**JOB**
Could you repeat exactly the lines below, from the line containing "Give me a plain-text" through the last one, both included, while leaving out any pictures?

--- start GIVEN RECORDS ---

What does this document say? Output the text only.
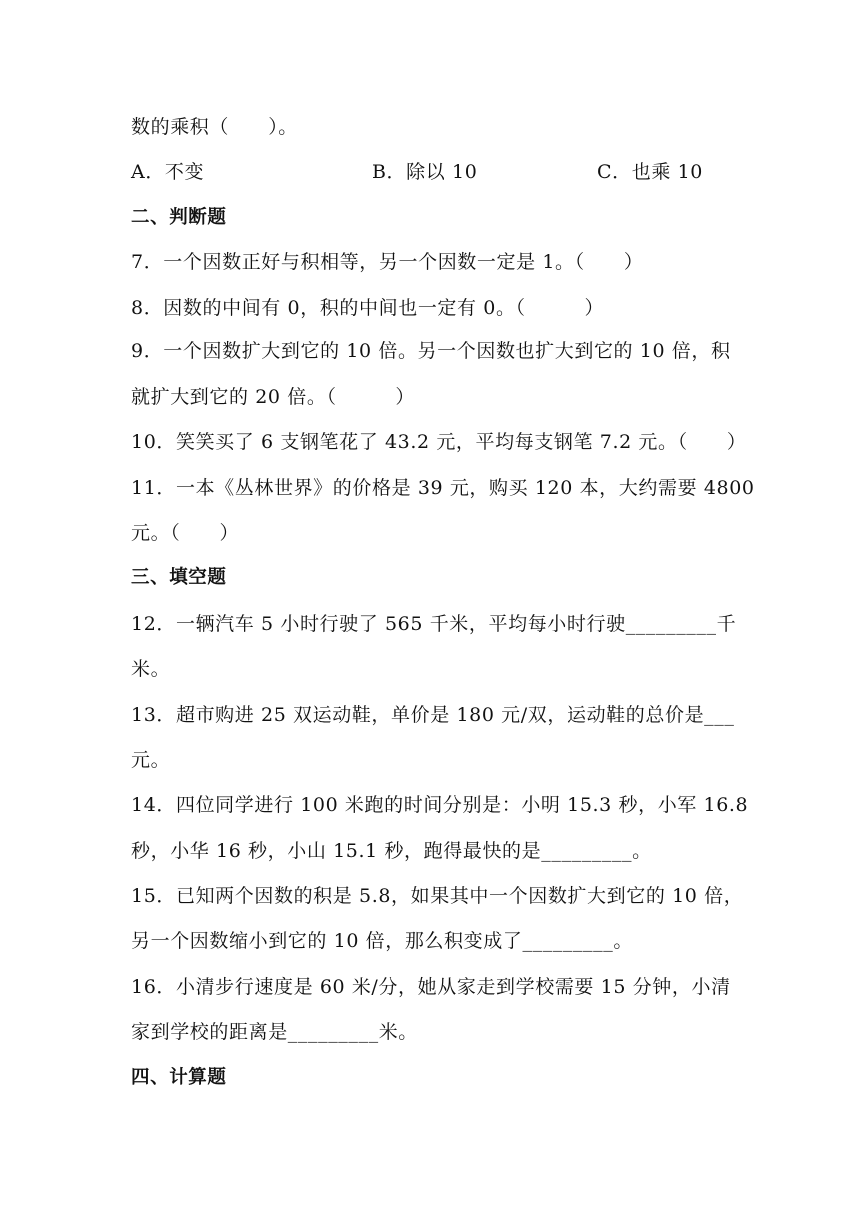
数的乘积（　　）。
A．不变	B．除以 10	C．也乘 10
二、判断题
7．一个因数正好与积相等，另一个因数一定是 1。（　　）
8．因数的中间有 0，积的中间也一定有 0。（　　　）
9．一个因数扩大到它的 10 倍。另一个因数也扩大到它的 10 倍，积
就扩大到它的 20 倍。（　　　）
10．笑笑买了 6 支钢笔花了 43.2 元，平均每支钢笔 7.2 元。（　　）
11．一本《丛林世界》的价格是 39 元，购买 120 本，大约需要 4800
元。（　　）
三、填空题
12．一辆汽车 5 小时行驶了 565 千米，平均每小时行驶_________千
米。
13．超市购进 25 双运动鞋，单价是 180 元/双，运动鞋的总价是___
元。
14．四位同学进行 100 米跑的时间分别是：小明 15.3 秒，小军 16.8
秒，小华 16 秒，小山 15.1 秒，跑得最快的是_________。
15．已知两个因数的积是 5.8，如果其中一个因数扩大到它的 10 倍，
另一个因数缩小到它的 10 倍，那么积变成了_________。
16．小清步行速度是 60 米/分，她从家走到学校需要 15 分钟，小清
家到学校的距离是_________米。
四、计算题
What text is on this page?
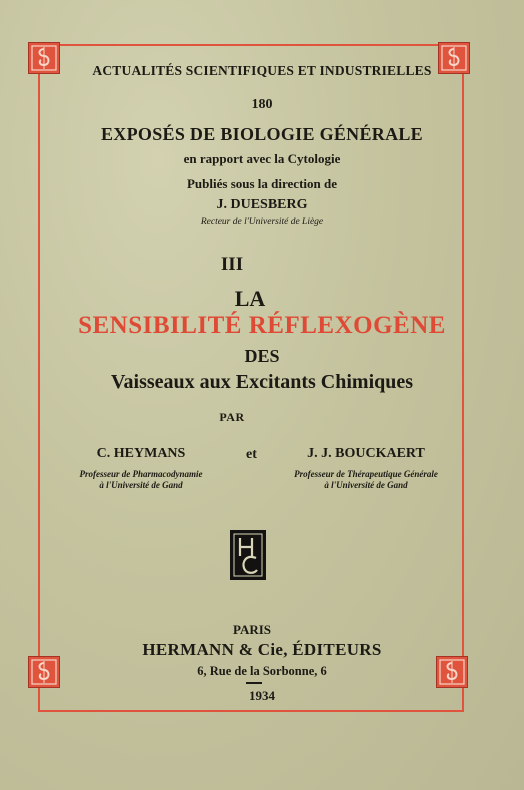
ACTUALITÉS SCIENTIFIQUES ET INDUSTRIELLES
180
EXPOSÉS DE BIOLOGIE GÉNÉRALE
en rapport avec la Cytologie
Publiés sous la direction de
J. DUESBERG
Recteur de l'Université de Liège
III
LA
SENSIBILITÉ RÉFLEXOGÈNE
DES
Vaisseaux aux Excitants Chimiques
PAR
C. HEYMANS	et	J. J. BOUCKAERT
Professeur de Pharmacodynamie
à l'Université de Gand
Professeur de Thérapeutique Générale
à l'Université de Gand
PARIS
HERMANN & Cie, ÉDITEURS
6, Rue de la Sorbonne, 6
1934
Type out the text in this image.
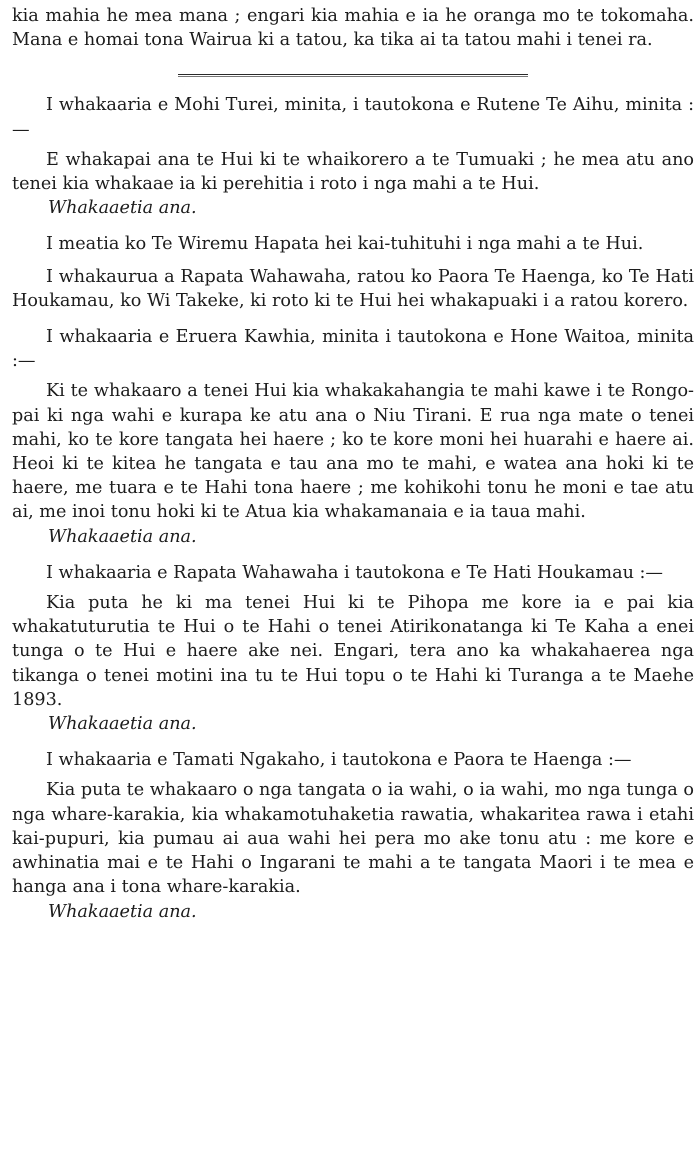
kia mahia he mea mana ; engari kia mahia e ia he oranga mo te tokomaha. Mana e homai tona Wairua ki a tatou, ka tika ai ta tatou mahi i tenei ra.

I whakaaria e Mohi Turei, minita, i tautokona e Rutene Te Aihu, minita :—

E whakapai ana te Hui ki te whaikorero a te Tumuaki ; he mea atu ano tenei kia whakaae ia ki perehitia i roto i nga mahi a te Hui.

Whakaaetia ana.

I meatia ko Te Wiremu Hapata hei kai-tuhituhi i nga mahi a te Hui.

I whakaurua a Rapata Wahawaha, ratou ko Paora Te Haenga, ko Te Hati Houkamau, ko Wi Takeke, ki roto ki te Hui hei whakapuaki i a ratou korero.

I whakaaria e Eruera Kawhia, minita i tautokona e Hone Waitoa, minita :—

Ki te whakaaro a tenei Hui kia whakakahangia te mahi kawe i te Rongo-pai ki nga wahi e kurapa ke atu ana o Niu Tirani. E rua nga mate o tenei mahi, ko te kore tangata hei haere ; ko te kore moni hei huarahi e haere ai. Heoi ki te kitea he tangata e tau ana mo te mahi, e watea ana hoki ki te haere, me tuara e te Hahi tona haere ; me kohikohi tonu he moni e tae atu ai, me inoi tonu hoki ki te Atua kia whakamanaia e ia taua mahi.

Whakaaetia ana.

I whakaaria e Rapata Wahawaha i tautokona e Te Hati Houkamau :—

Kia puta he ki ma tenei Hui ki te Pihopa me kore ia e pai kia whakatuturutia te Hui o te Hahi o tenei Atirikonatanga ki Te Kaha a enei tunga o te Hui e haere ake nei. Engari, tera ano ka whakahaerea nga tikanga o tenei motini ina tu te Hui topu o te Hahi ki Turanga a te Maehe 1893.

Whakaaetia ana.

I whakaaria e Tamati Ngakaho, i tautokona e Paora te Haenga :—

Kia puta te whakaaro o nga tangata o ia wahi, o ia wahi, mo nga tunga o nga whare-karakia, kia whakamotuhaketia rawatia, whakaritea rawa i etahi kai-pupuri, kia pumau ai aua wahi hei pera mo ake tonu atu : me kore e awhinatia mai e te Hahi o Ingarani te mahi a te tangata Maori i te mea e hanga ana i tona whare-karakia.

Whakaaetia ana.
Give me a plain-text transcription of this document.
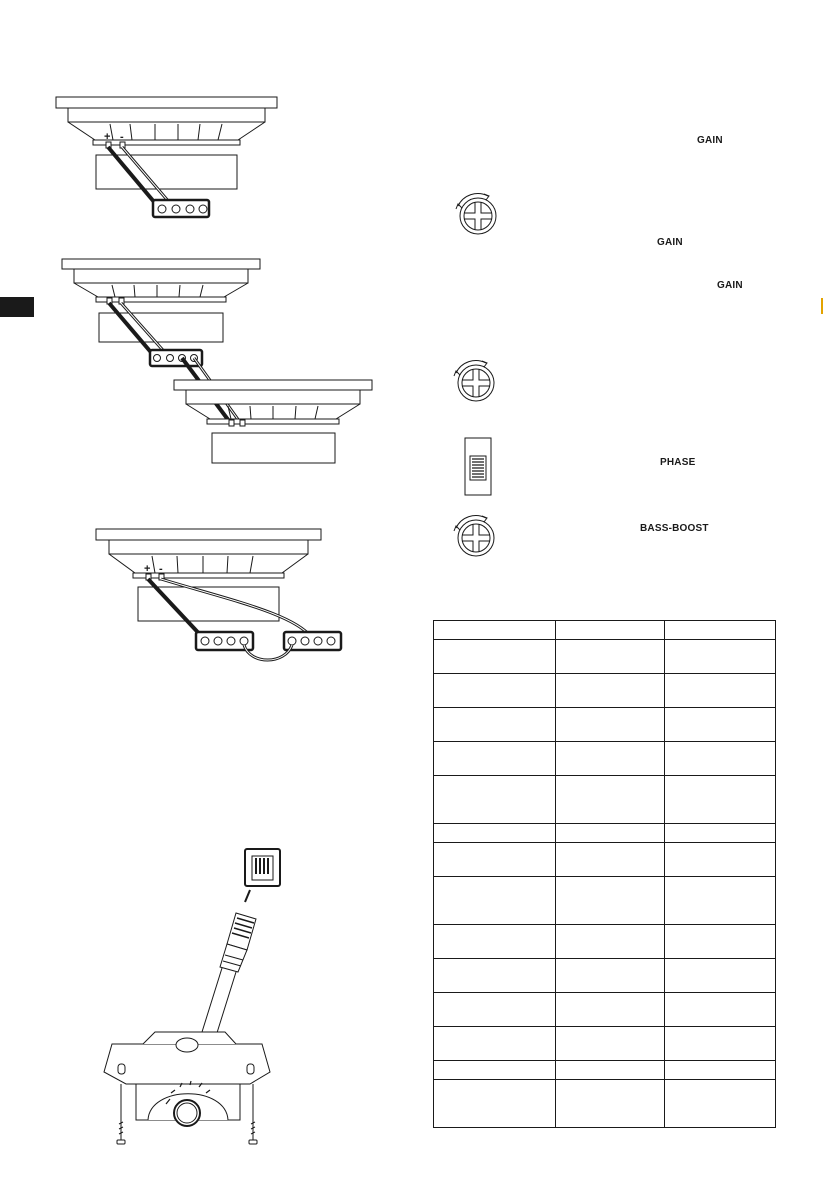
+ -
+ -
GAIN
GAIN
GAIN
PHASE
BASS-BOOST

--- end GIVEN RECORDS ---

**OUTPUT**
Give me a plain-text transcription of this document.
+ -
+ -
GAIN
GAIN
GAIN
PHASE
BASS-BOOST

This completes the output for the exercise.